--- Data records ---
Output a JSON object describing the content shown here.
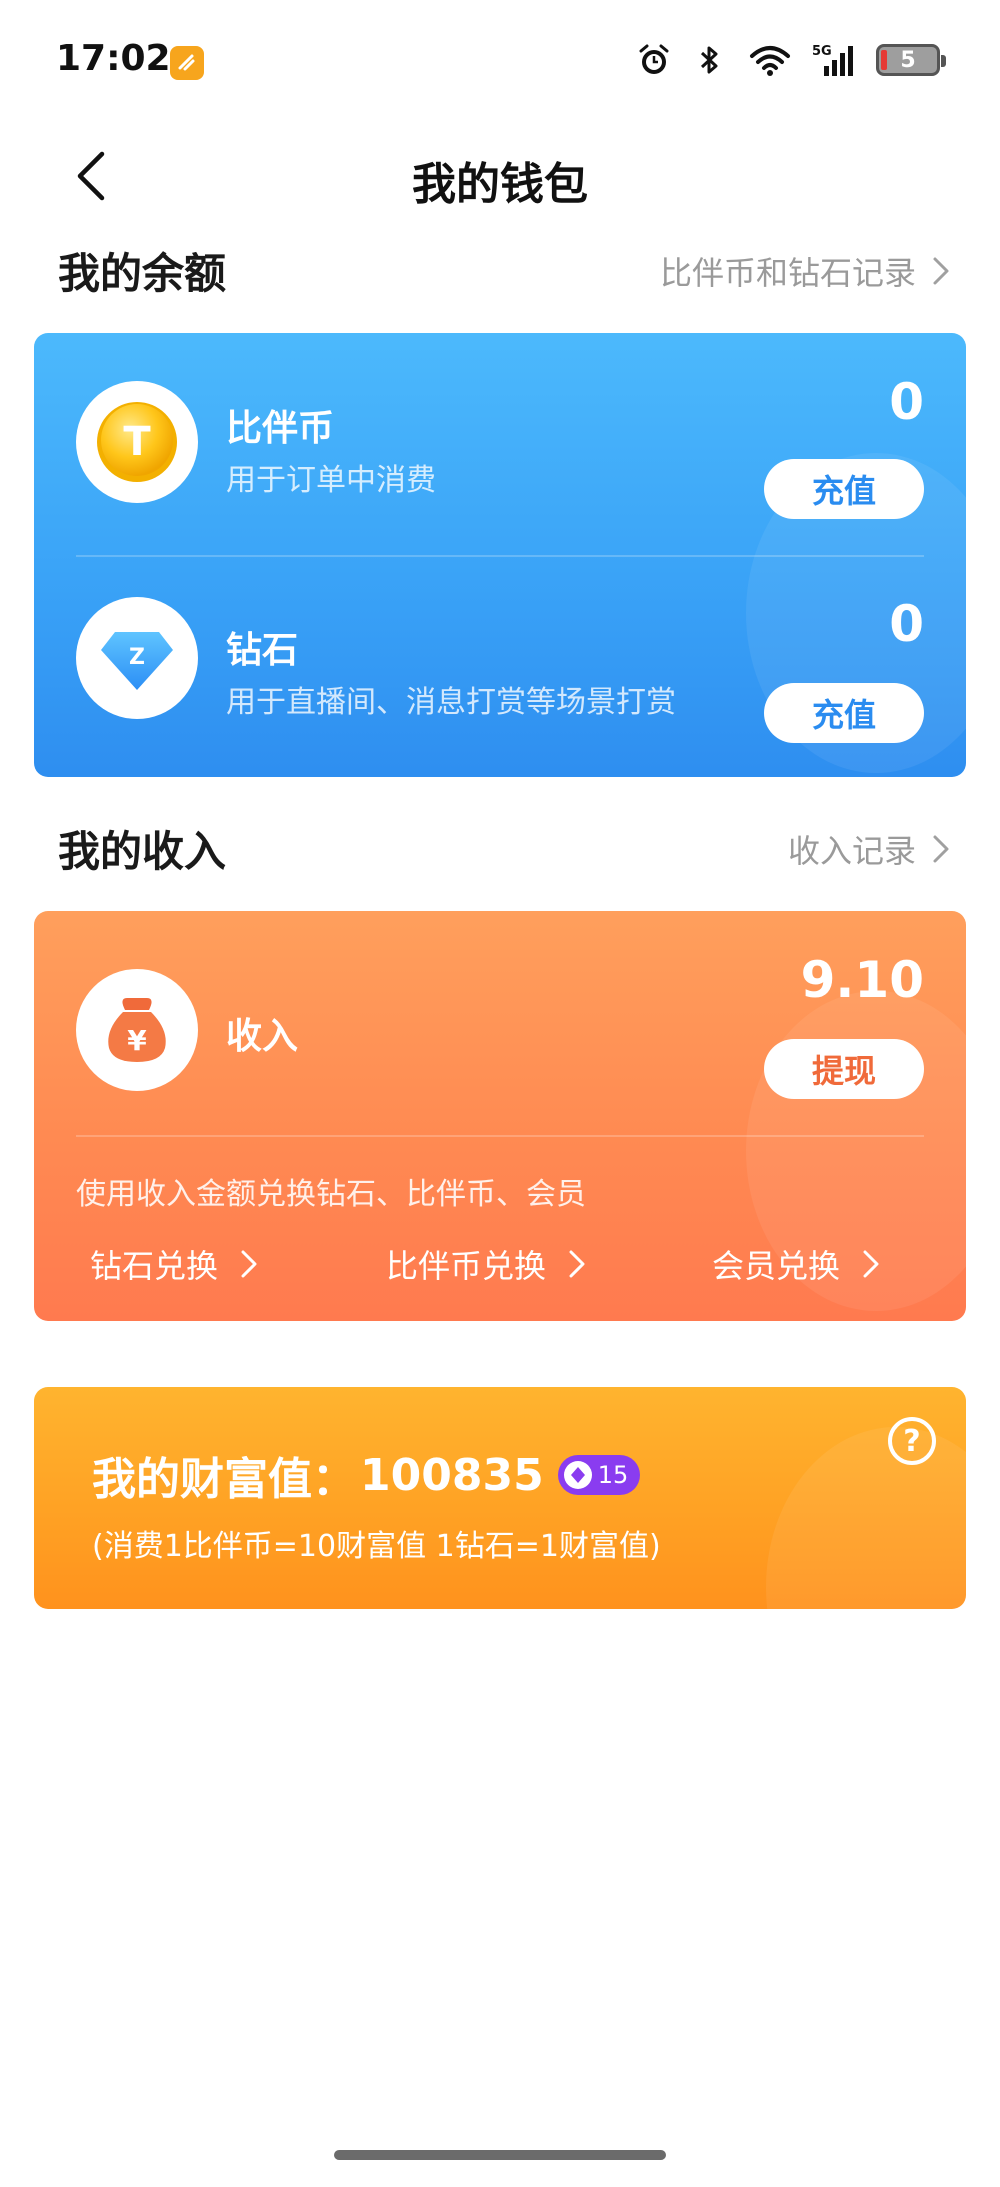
{
  "status_bar": {
    "time": "17:02",
    "signal_label": "5G",
    "battery_level": "5"
  },
  "nav": {
    "title": "我的钱包"
  },
  "balance": {
    "title": "我的余额",
    "link": "比伴币和钻石记录",
    "items": [
      {
        "name": "比伴币",
        "desc": "用于订单中消费",
        "amount": "0",
        "button": "充值",
        "icon": "coin-icon",
        "icon_glyph": "T"
      },
      {
        "name": "钻石",
        "desc": "用于直播间、消息打赏等场景打赏",
        "amount": "0",
        "button": "充值",
        "icon": "diamond-icon",
        "icon_glyph": "Z"
      }
    ]
  },
  "income": {
    "title": "我的收入",
    "link": "收入记录",
    "name": "收入",
    "amount": "9.10",
    "button": "提现",
    "icon_glyph": "¥",
    "hint": "使用收入金额兑换钻石、比伴币、会员",
    "exchanges": [
      "钻石兑换",
      "比伴币兑换",
      "会员兑换"
    ]
  },
  "wealth": {
    "label": "我的财富值：",
    "value": "100835",
    "level": "15",
    "note": "(消费1比伴币=10财富值 1钻石=1财富值)",
    "help": "?"
  },
  "colors": {
    "blue_card": "#3aa3f7",
    "orange_card": "#ff8a52",
    "gold_card": "#ffa224",
    "level_badge": "#8a3cf0"
  }
}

--- Aim of the exercise ---
Transcribe each entry above exactly, apart from the pictures.

--- Written answer ---
Output a JSON object describing the content shown here.
{
  "status_bar": {
    "time": "17:02",
    "signal_label": "5G",
    "battery_level": "5"
  },
  "nav": {
    "title": "我的钱包"
  },
  "balance": {
    "title": "我的余额",
    "link": "比伴币和钻石记录",
    "items": [
      {
        "name": "比伴币",
        "desc": "用于订单中消费",
        "amount": "0",
        "button": "充值",
        "icon": "coin-icon",
        "icon_glyph": "T"
      },
      {
        "name": "钻石",
        "desc": "用于直播间、消息打赏等场景打赏",
        "amount": "0",
        "button": "充值",
        "icon": "diamond-icon",
        "icon_glyph": "Z"
      }
    ]
  },
  "income": {
    "title": "我的收入",
    "link": "收入记录",
    "name": "收入",
    "amount": "9.10",
    "button": "提现",
    "icon_glyph": "¥",
    "hint": "使用收入金额兑换钻石、比伴币、会员",
    "exchanges": [
      "钻石兑换",
      "比伴币兑换",
      "会员兑换"
    ]
  },
  "wealth": {
    "label": "我的财富值：",
    "value": "100835",
    "level": "15",
    "note": "(消费1比伴币=10财富值 1钻石=1财富值)",
    "help": "?"
  },
  "colors": {
    "blue_card": "#3aa3f7",
    "orange_card": "#ff8a52",
    "gold_card": "#ffa224",
    "level_badge": "#8a3cf0"
  }
}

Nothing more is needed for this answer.